Output each entry below as it stands, leaving out every picture.

** START OF PROVIDED RECORDS **

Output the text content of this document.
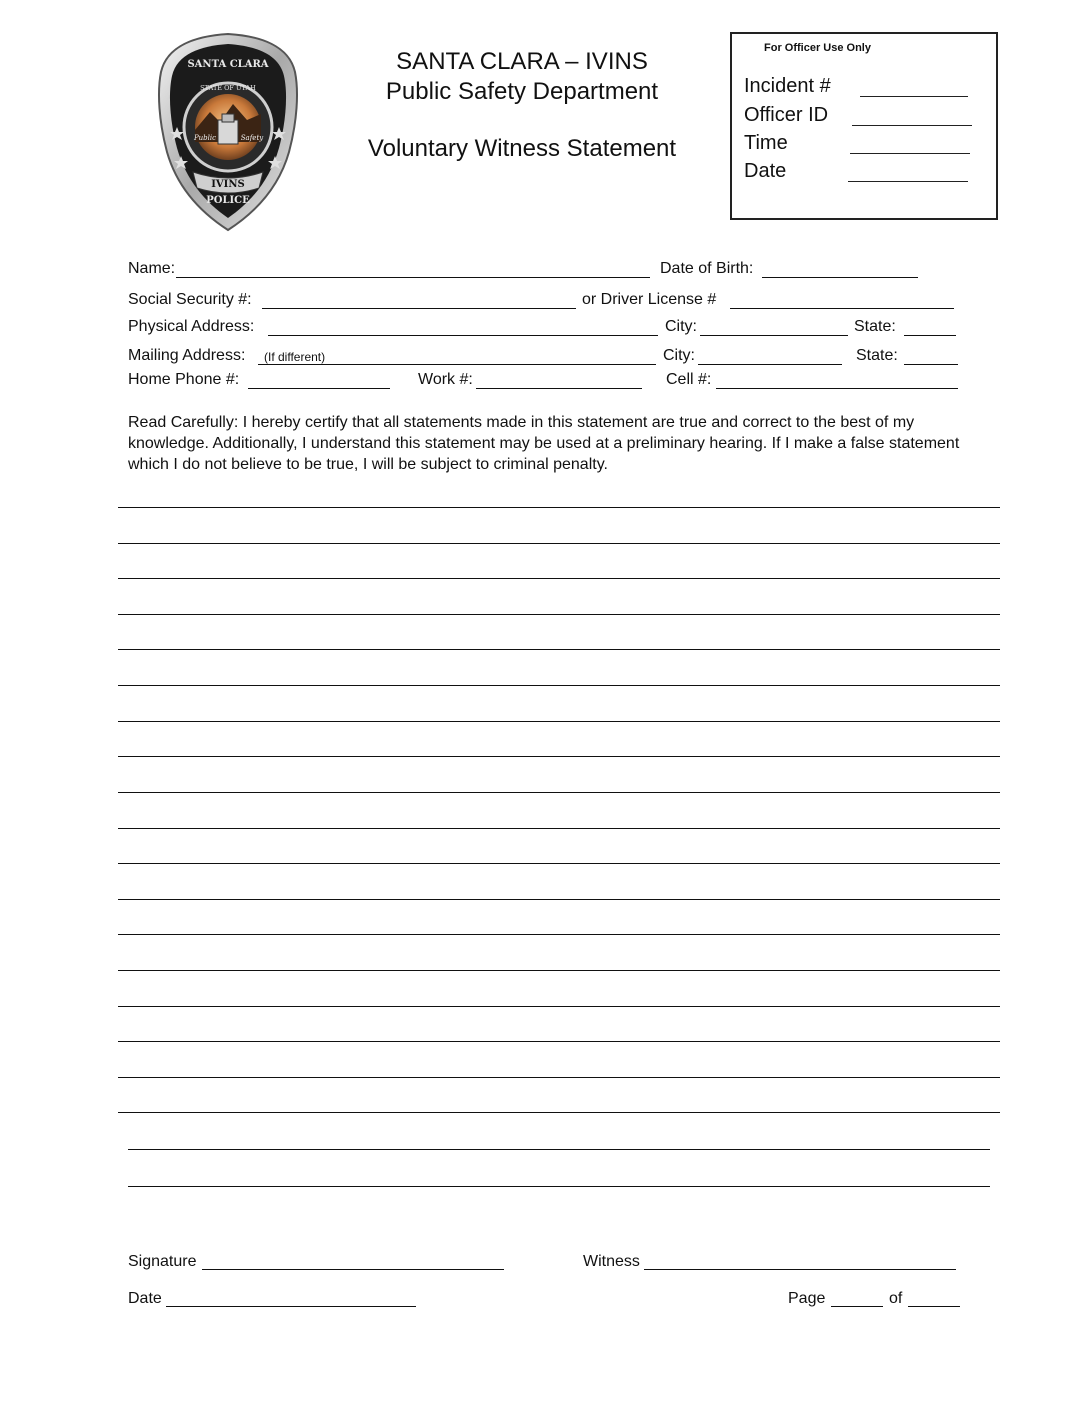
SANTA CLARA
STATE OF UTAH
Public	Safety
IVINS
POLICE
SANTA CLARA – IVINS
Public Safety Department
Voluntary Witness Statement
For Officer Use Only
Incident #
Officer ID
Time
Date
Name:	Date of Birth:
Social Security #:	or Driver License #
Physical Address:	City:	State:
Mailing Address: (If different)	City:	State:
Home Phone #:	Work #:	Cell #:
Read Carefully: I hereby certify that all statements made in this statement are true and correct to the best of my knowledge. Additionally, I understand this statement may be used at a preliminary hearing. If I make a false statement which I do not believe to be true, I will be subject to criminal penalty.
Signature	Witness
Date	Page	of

** END OF PROVIDED RECORDS **

- **REPLY**
Output the text content of this document.
SANTA CLARA
STATE OF UTAH
Public	Safety
IVINS
POLICE
SANTA CLARA – IVINS
Public Safety Department
Voluntary Witness Statement
For Officer Use Only
Incident #
Officer ID
Time
Date
Name:	Date of Birth:
Social Security #:	or Driver License #
Physical Address:	City:	State:
Mailing Address: (If different)	City:	State:
Home Phone #:	Work #:	Cell #:
Read Carefully: I hereby certify that all statements made in this statement are true and correct to the best of my knowledge. Additionally, I understand this statement may be used at a preliminary hearing. If I make a false statement which I do not believe to be true, I will be subject to criminal penalty.
Signature	Witness
Date	Page	of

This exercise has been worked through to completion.